**WHAT YOU ARE ASKED TO DO:** Transcribe all the records with complete accuracy.

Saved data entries
+ + + +

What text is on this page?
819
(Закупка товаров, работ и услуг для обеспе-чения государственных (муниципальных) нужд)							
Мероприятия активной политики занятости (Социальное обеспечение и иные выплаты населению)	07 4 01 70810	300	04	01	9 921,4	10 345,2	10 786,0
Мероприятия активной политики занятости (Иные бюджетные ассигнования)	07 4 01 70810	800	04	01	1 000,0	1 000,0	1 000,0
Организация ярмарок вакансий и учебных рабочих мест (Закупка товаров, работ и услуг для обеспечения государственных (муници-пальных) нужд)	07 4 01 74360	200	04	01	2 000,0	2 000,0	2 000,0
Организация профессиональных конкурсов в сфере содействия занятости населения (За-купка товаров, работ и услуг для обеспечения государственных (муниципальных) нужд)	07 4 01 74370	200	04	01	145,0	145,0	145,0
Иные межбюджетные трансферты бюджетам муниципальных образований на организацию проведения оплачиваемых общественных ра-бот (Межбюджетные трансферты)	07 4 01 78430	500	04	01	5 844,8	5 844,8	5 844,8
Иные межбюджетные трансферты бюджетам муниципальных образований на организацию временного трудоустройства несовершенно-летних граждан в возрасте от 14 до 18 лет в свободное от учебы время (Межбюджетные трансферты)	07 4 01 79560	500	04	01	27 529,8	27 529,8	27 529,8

+ + + +

**SOLUTION:**
What text is on this page?
819
(Закупка товаров, работ и услуг для обеспе-чения государственных (муниципальных) нужд)							
Мероприятия активной политики занятости (Социальное обеспечение и иные выплаты населению)	07 4 01 70810	300	04	01	9 921,4	10 345,2	10 786,0
Мероприятия активной политики занятости (Иные бюджетные ассигнования)	07 4 01 70810	800	04	01	1 000,0	1 000,0	1 000,0
Организация ярмарок вакансий и учебных рабочих мест (Закупка товаров, работ и услуг для обеспечения государственных (муници-пальных) нужд)	07 4 01 74360	200	04	01	2 000,0	2 000,0	2 000,0
Организация профессиональных конкурсов в сфере содействия занятости населения (За-купка товаров, работ и услуг для обеспечения государственных (муниципальных) нужд)	07 4 01 74370	200	04	01	145,0	145,0	145,0
Иные межбюджетные трансферты бюджетам муниципальных образований на организацию проведения оплачиваемых общественных ра-бот (Межбюджетные трансферты)	07 4 01 78430	500	04	01	5 844,8	5 844,8	5 844,8
Иные межбюджетные трансферты бюджетам муниципальных образований на организацию временного трудоустройства несовершенно-летних граждан в возрасте от 14 до 18 лет в свободное от учебы время (Межбюджетные трансферты)	07 4 01 79560	500	04	01	27 529,8	27 529,8	27 529,8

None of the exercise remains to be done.